» **What the task requires**
Write the number of lines holding the word "Linear", and nothing else.

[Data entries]
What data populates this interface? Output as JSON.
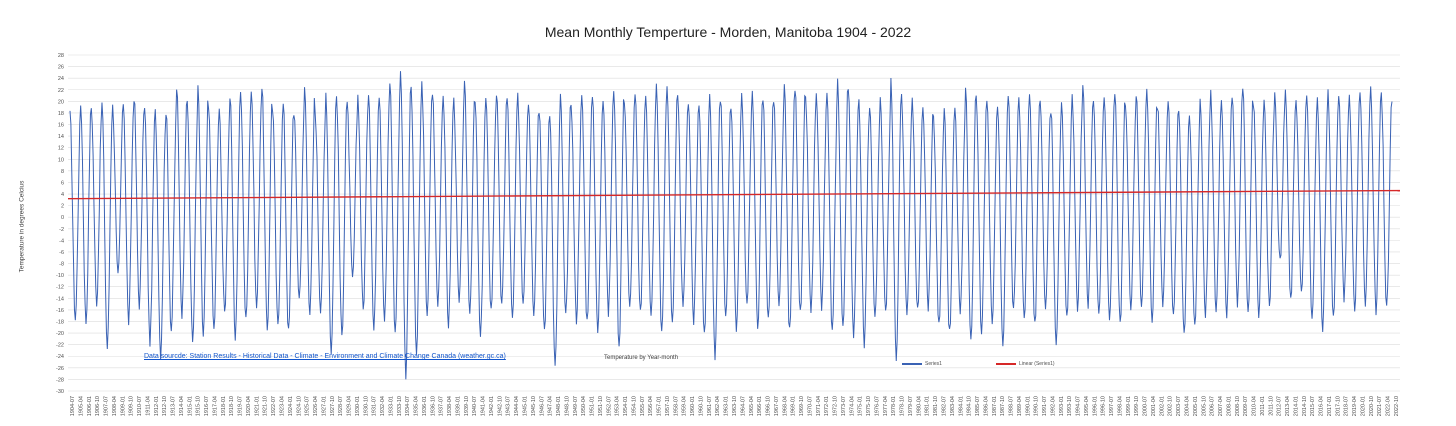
{
  "chart_data": {
    "type": "line",
    "title": "Mean Monthly Temperture - Morden, Manitoba 1904 - 2022",
    "xlabel": "Temperature by Year-month",
    "ylabel": "Temperature in degrees Celcius",
    "ylim": [
      -30,
      28
    ],
    "y_ticks": [
      28,
      26,
      24,
      22,
      20,
      18,
      16,
      14,
      12,
      10,
      8,
      6,
      4,
      2,
      0,
      -2,
      -4,
      -6,
      -8,
      -10,
      -12,
      -14,
      -16,
      -18,
      -20,
      -22,
      -24,
      -26,
      -28,
      -30
    ],
    "x_ticks": [
      "1904-07",
      "1905-04",
      "1906-01",
      "1906-10",
      "1907-07",
      "1908-04",
      "1909-01",
      "1909-10",
      "1910-07",
      "1911-04",
      "1912-01",
      "1912-10",
      "1913-07",
      "1914-04",
      "1915-01",
      "1915-10",
      "1916-07",
      "1917-04",
      "1918-01",
      "1918-10",
      "1919-07",
      "1920-04",
      "1921-01",
      "1921-10",
      "1922-07",
      "1923-04",
      "1924-01",
      "1924-10",
      "1925-07",
      "1926-04",
      "1927-01",
      "1927-10",
      "1928-07",
      "1929-04",
      "1930-01",
      "1930-10",
      "1931-07",
      "1932-04",
      "1933-01",
      "1933-10",
      "1934-07",
      "1935-04",
      "1936-01",
      "1936-10",
      "1937-07",
      "1938-04",
      "1939-01",
      "1939-10",
      "1940-07",
      "1941-04",
      "1942-01",
      "1942-10",
      "1943-07",
      "1944-04",
      "1945-01",
      "1945-10",
      "1946-07",
      "1947-04",
      "1948-01",
      "1948-10",
      "1949-07",
      "1950-04",
      "1951-01",
      "1951-10",
      "1952-07",
      "1953-04",
      "1954-01",
      "1954-10",
      "1955-07",
      "1956-04",
      "1957-01",
      "1957-10",
      "1958-07",
      "1959-04",
      "1960-01",
      "1960-10",
      "1961-07",
      "1962-04",
      "1963-01",
      "1963-10",
      "1964-07",
      "1965-04",
      "1966-01",
      "1966-10",
      "1967-07",
      "1968-04",
      "1969-01",
      "1969-10",
      "1970-07",
      "1971-04",
      "1972-01",
      "1972-10",
      "1973-07",
      "1974-04",
      "1975-01",
      "1975-10",
      "1976-07",
      "1977-04",
      "1978-01",
      "1978-10",
      "1979-07",
      "1980-04",
      "1981-01",
      "1981-10",
      "1982-07",
      "1983-04",
      "1984-01",
      "1984-10",
      "1985-07",
      "1986-04",
      "1987-01",
      "1987-10",
      "1988-07",
      "1989-04",
      "1990-01",
      "1990-10",
      "1991-07",
      "1992-04",
      "1993-01",
      "1993-10",
      "1994-07",
      "1995-04",
      "1996-01",
      "1996-10",
      "1997-07",
      "1998-04",
      "1999-01",
      "1999-10",
      "2000-07",
      "2001-04",
      "2002-01",
      "2002-10",
      "2003-07",
      "2004-04",
      "2005-01",
      "2005-10",
      "2006-07",
      "2007-04",
      "2008-01",
      "2008-10",
      "2009-07",
      "2010-04",
      "2011-01",
      "2011-10",
      "2012-07",
      "2013-04",
      "2014-01",
      "2014-10",
      "2015-07",
      "2016-04",
      "2017-01",
      "2017-10",
      "2018-07",
      "2019-04",
      "2020-01",
      "2020-10",
      "2021-07",
      "2022-04",
      "2022-10"
    ],
    "series": [
      {
        "name": "Series1",
        "color": "#3a62b4",
        "peaks": [
          17.5,
          19.5,
          19,
          19.5,
          19,
          20,
          21,
          18.5,
          18,
          18.5,
          22.5,
          19,
          22,
          18.5,
          18,
          21,
          21.5,
          22,
          22.5,
          19,
          19.5,
          18.5,
          22.5,
          18,
          21.5,
          21,
          19,
          21,
          22,
          21.5,
          23.5,
          25.5,
          21.5,
          23,
          21.5,
          21,
          20,
          22.5,
          19.5,
          20.5,
          21.5,
          20.5,
          20.5,
          20,
          19,
          18.5,
          20.5,
          20,
          20.5,
          21.5,
          21,
          22.5,
          20.5,
          21,
          21.5,
          22.5,
          22,
          20,
          20.5,
          19,
          21.5,
          21,
          19.5,
          21.5,
          21.5,
          20.5,
          20.5,
          22,
          22.5,
          20.5,
          20.5,
          21,
          23.5,
          22,
          19.5,
          19,
          20,
          23.5,
          20.5,
          20,
          19.5,
          16.5,
          19,
          19,
          22,
          20.5,
          20.5,
          20,
          20.5,
          20,
          22,
          20.5,
          19,
          19,
          21,
          22,
          20.5,
          20.5,
          21.5,
          19.5,
          21.5,
          22,
          19.5,
          20,
          18.5,
          17.5,
          20.5,
          21,
          20,
          21.5,
          23,
          19.5,
          20.5,
          20.5,
          21.5,
          20.5,
          21,
          20,
          21,
          20.5,
          21,
          22,
          22.5,
          20.5
        ],
        "troughs": [
          -17.5,
          -18,
          -14.5,
          -22.5,
          -10.5,
          -18,
          -15,
          -21.5,
          -23.5,
          -19.5,
          -16.5,
          -21.5,
          -20.5,
          -19.5,
          -16.5,
          -20.5,
          -18,
          -15.5,
          -19.5,
          -19,
          -20,
          -14,
          -16.5,
          -15.5,
          -23,
          -20.5,
          -11,
          -16,
          -19.5,
          -17.5,
          -20,
          -27,
          -23.5,
          -16.5,
          -15,
          -18.5,
          -15,
          -16,
          -21,
          -16,
          -15.5,
          -18,
          -14.5,
          -16,
          -19.5,
          -26,
          -17.5,
          -17.5,
          -18,
          -20,
          -16.5,
          -22,
          -16,
          -17,
          -17.5,
          -20,
          -18,
          -16,
          -18,
          -20,
          -24.5,
          -17,
          -19.5,
          -15.5,
          -19,
          -18,
          -16,
          -20,
          -17,
          -16.5,
          -15.5,
          -20,
          -19.5,
          -20,
          -22,
          -18,
          -16.5,
          -24.5,
          -17,
          -16.5,
          -15.5,
          -19,
          -20,
          -17,
          -22,
          -20,
          -19,
          -22.5,
          -16,
          -17.5,
          -19,
          -16,
          -21,
          -18,
          -15.5,
          -15,
          -17,
          -17.5,
          -19,
          -15,
          -15,
          -18,
          -14.5,
          -17.5,
          -20,
          -19,
          -16.5,
          -16,
          -16.5,
          -14.5,
          -17,
          -16.5,
          -15.5,
          -8,
          -14.5,
          -13.5,
          -18,
          -19,
          -17.5,
          -14,
          -15.5,
          -15,
          -16.5,
          -16,
          -14
        ],
        "summary": "monthly mean temperature oscillating annually between summer peaks and winter troughs, Jul 1904 - Oct 2022"
      },
      {
        "name": "Linear (Series1)",
        "color": "#d62828",
        "start": [
          1904,
          3.2
        ],
        "end": [
          2022,
          4.6
        ]
      }
    ],
    "legend": [
      "Series1",
      "Linear (Series1)"
    ],
    "legend_placement": "bottom",
    "grid": true,
    "annotation": "Data sourcde: Station Results - Historical Data - Climate - Environment and Climate Change Canada (weather.gc.ca)"
  }
}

» **The answer**
2